DATASET:
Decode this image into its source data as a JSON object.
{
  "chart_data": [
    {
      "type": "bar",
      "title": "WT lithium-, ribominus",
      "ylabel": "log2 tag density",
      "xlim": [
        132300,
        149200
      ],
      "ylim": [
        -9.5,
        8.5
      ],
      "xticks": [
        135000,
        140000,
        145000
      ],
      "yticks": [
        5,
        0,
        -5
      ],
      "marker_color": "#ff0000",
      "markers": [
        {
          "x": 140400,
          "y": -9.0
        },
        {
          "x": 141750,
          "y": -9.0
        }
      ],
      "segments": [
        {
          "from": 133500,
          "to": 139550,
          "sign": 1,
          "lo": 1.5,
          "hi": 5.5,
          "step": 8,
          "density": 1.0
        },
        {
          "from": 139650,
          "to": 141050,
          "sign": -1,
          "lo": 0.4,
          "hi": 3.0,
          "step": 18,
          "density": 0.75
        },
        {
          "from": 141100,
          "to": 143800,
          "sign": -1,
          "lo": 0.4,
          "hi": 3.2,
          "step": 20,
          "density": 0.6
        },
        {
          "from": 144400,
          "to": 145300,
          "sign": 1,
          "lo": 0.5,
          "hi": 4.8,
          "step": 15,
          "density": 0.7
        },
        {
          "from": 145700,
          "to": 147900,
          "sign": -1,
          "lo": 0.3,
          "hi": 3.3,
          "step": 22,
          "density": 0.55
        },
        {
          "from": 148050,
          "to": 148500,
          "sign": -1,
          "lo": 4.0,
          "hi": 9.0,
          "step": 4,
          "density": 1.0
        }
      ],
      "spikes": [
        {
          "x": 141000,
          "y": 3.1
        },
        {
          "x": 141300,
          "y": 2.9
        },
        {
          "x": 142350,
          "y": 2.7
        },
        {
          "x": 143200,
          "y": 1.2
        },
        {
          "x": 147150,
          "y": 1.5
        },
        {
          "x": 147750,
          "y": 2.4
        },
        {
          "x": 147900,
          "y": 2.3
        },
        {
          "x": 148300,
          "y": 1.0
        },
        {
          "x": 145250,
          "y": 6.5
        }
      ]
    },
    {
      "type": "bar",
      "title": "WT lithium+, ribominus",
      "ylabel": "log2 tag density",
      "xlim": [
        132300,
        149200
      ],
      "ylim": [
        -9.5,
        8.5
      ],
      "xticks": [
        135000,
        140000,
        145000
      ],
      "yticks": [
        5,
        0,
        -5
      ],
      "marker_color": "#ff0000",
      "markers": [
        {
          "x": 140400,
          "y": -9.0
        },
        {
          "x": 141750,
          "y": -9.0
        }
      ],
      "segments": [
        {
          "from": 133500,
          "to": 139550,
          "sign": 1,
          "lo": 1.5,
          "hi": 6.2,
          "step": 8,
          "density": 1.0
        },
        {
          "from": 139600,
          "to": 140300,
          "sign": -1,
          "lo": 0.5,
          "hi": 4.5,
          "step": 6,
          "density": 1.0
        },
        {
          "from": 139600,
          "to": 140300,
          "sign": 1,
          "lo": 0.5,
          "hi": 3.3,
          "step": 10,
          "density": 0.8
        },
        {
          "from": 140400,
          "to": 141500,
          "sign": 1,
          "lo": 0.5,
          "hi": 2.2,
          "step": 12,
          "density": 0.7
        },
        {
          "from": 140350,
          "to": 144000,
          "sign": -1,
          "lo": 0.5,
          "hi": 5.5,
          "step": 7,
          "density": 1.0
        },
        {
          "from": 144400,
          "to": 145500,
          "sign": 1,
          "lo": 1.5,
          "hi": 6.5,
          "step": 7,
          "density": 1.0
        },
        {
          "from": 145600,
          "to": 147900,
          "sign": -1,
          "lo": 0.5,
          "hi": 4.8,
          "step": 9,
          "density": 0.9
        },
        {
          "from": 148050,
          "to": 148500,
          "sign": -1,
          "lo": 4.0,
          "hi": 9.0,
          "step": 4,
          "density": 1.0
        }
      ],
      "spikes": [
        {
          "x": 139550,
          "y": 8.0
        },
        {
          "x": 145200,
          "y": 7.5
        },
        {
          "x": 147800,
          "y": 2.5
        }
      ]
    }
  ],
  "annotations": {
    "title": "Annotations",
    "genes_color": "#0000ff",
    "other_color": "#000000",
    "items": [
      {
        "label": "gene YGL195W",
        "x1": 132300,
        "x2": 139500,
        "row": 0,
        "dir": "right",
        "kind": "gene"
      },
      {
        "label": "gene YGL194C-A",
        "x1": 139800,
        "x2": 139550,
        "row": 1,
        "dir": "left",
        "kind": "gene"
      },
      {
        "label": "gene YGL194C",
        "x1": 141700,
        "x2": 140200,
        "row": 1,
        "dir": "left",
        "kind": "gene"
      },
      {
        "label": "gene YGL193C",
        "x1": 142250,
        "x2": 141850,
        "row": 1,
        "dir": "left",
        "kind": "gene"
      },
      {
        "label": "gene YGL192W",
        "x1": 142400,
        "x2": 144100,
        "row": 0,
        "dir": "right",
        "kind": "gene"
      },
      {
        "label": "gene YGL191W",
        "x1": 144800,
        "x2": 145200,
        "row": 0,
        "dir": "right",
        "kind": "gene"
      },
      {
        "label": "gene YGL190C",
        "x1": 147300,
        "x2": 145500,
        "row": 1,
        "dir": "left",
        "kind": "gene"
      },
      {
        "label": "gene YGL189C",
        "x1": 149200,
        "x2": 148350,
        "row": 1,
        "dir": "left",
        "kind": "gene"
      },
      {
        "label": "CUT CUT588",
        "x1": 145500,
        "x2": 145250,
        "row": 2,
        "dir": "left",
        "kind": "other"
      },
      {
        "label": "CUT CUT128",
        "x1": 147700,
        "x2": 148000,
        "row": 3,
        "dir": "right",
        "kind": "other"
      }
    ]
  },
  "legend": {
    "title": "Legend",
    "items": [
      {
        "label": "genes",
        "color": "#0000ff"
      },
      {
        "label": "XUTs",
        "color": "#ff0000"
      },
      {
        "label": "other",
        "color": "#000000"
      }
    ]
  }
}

YOUR INSTRUCTIONS: Tell how many lines in the data above hold "ribominus". Nothing but the number.

SOLUTION FOR THIS EXERCISE: 2